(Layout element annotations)

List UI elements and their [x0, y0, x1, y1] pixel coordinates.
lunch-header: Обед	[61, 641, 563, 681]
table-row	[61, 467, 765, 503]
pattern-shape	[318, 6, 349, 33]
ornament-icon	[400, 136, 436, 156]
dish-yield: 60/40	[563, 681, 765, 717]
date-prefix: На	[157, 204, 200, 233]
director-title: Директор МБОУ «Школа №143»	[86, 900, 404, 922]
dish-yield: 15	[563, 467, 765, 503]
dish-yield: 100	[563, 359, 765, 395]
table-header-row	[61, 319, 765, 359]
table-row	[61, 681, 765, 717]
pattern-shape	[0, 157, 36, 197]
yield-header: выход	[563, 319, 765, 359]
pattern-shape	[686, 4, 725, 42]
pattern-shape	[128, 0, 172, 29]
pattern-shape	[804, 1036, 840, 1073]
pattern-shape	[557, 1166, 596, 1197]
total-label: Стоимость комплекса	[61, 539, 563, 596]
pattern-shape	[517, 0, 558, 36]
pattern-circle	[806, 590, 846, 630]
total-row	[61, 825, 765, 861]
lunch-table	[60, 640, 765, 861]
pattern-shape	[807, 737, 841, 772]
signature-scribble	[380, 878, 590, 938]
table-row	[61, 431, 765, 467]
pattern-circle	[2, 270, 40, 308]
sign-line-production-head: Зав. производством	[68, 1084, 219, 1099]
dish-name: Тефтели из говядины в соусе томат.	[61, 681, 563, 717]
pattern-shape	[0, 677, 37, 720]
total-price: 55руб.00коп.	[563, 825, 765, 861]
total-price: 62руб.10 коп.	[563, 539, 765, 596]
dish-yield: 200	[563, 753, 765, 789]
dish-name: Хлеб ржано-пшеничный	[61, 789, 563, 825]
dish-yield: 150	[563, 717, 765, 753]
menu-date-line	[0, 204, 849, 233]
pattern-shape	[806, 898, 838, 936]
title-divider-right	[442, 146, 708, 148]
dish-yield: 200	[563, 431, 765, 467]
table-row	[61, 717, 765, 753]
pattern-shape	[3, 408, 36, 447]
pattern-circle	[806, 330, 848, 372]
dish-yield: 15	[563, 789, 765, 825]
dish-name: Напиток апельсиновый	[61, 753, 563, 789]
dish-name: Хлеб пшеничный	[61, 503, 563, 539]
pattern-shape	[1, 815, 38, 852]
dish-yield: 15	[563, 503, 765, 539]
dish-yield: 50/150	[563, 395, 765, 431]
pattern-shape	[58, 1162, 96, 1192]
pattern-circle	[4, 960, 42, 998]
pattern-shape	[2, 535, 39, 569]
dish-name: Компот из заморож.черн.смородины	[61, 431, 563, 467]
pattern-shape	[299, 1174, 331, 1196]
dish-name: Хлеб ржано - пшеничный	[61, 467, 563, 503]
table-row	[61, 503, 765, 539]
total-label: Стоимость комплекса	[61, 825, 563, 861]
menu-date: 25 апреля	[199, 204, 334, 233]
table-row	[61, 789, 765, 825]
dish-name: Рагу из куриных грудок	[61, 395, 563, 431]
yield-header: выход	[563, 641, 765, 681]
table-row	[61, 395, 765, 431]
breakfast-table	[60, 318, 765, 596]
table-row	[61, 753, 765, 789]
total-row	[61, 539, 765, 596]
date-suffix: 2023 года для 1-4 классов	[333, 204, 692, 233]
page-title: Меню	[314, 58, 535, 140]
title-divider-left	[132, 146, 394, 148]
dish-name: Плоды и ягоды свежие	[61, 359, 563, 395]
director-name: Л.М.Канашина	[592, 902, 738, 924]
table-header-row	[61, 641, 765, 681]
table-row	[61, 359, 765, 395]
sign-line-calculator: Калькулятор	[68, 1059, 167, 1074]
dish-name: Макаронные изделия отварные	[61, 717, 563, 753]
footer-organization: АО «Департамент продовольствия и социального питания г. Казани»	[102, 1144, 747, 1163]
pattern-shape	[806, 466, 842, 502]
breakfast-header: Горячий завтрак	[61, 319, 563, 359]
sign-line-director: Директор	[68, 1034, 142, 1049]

- _THE PROBLEM_
Rename "table-row" to "table-line" throughout the entries above and give all the lines again, with everything else unchanged.

- _THE RESULT_
List UI elements and their [x0, y0, x1, y1] pixel coordinates.
lunch-header: Обед	[61, 641, 563, 681]
table-line	[61, 467, 765, 503]
pattern-shape	[318, 6, 349, 33]
ornament-icon	[400, 136, 436, 156]
dish-yield: 60/40	[563, 681, 765, 717]
date-prefix: На	[157, 204, 200, 233]
director-title: Директор МБОУ «Школа №143»	[86, 900, 404, 922]
dish-yield: 15	[563, 467, 765, 503]
dish-yield: 100	[563, 359, 765, 395]
table-header-row	[61, 319, 765, 359]
table-line	[61, 681, 765, 717]
pattern-shape	[0, 157, 36, 197]
yield-header: выход	[563, 319, 765, 359]
pattern-shape	[686, 4, 725, 42]
pattern-shape	[128, 0, 172, 29]
pattern-shape	[804, 1036, 840, 1073]
pattern-shape	[557, 1166, 596, 1197]
total-label: Стоимость комплекса	[61, 539, 563, 596]
pattern-shape	[517, 0, 558, 36]
pattern-circle	[806, 590, 846, 630]
total-row	[61, 825, 765, 861]
lunch-table	[60, 640, 765, 861]
pattern-shape	[807, 737, 841, 772]
signature-scribble	[380, 878, 590, 938]
table-line	[61, 431, 765, 467]
pattern-circle	[2, 270, 40, 308]
sign-line-production-head: Зав. производством	[68, 1084, 219, 1099]
dish-name: Тефтели из говядины в соусе томат.	[61, 681, 563, 717]
pattern-shape	[0, 677, 37, 720]
total-price: 55руб.00коп.	[563, 825, 765, 861]
total-price: 62руб.10 коп.	[563, 539, 765, 596]
dish-yield: 200	[563, 753, 765, 789]
dish-name: Хлеб ржано-пшеничный	[61, 789, 563, 825]
dish-yield: 150	[563, 717, 765, 753]
menu-date-line	[0, 204, 849, 233]
pattern-shape	[806, 898, 838, 936]
title-divider-right	[442, 146, 708, 148]
dish-yield: 200	[563, 431, 765, 467]
table-line	[61, 717, 765, 753]
pattern-shape	[3, 408, 36, 447]
pattern-circle	[806, 330, 848, 372]
dish-yield: 15	[563, 789, 765, 825]
dish-name: Напиток апельсиновый	[61, 753, 563, 789]
dish-name: Хлеб пшеничный	[61, 503, 563, 539]
pattern-shape	[1, 815, 38, 852]
dish-yield: 15	[563, 503, 765, 539]
dish-yield: 50/150	[563, 395, 765, 431]
pattern-shape	[58, 1162, 96, 1192]
pattern-circle	[4, 960, 42, 998]
pattern-shape	[2, 535, 39, 569]
dish-name: Компот из заморож.черн.смородины	[61, 431, 563, 467]
pattern-shape	[299, 1174, 331, 1196]
dish-name: Хлеб ржано - пшеничный	[61, 467, 563, 503]
table-line	[61, 503, 765, 539]
total-label: Стоимость комплекса	[61, 825, 563, 861]
menu-date: 25 апреля	[199, 204, 334, 233]
table-line	[61, 789, 765, 825]
dish-name: Рагу из куриных грудок	[61, 395, 563, 431]
yield-header: выход	[563, 641, 765, 681]
table-line	[61, 395, 765, 431]
breakfast-table	[60, 318, 765, 596]
table-line	[61, 753, 765, 789]
total-row	[61, 539, 765, 596]
date-suffix: 2023 года для 1-4 классов	[333, 204, 692, 233]
page-title: Меню	[314, 58, 535, 140]
title-divider-left	[132, 146, 394, 148]
dish-name: Плоды и ягоды свежие	[61, 359, 563, 395]
director-name: Л.М.Канашина	[592, 902, 738, 924]
table-header-row	[61, 641, 765, 681]
table-line	[61, 359, 765, 395]
sign-line-calculator: Калькулятор	[68, 1059, 167, 1074]
dish-name: Макаронные изделия отварные	[61, 717, 563, 753]
footer-organization: АО «Департамент продовольствия и социального питания г. Казани»	[102, 1144, 747, 1163]
pattern-shape	[806, 466, 842, 502]
breakfast-header: Горячий завтрак	[61, 319, 563, 359]
sign-line-director: Директор	[68, 1034, 142, 1049]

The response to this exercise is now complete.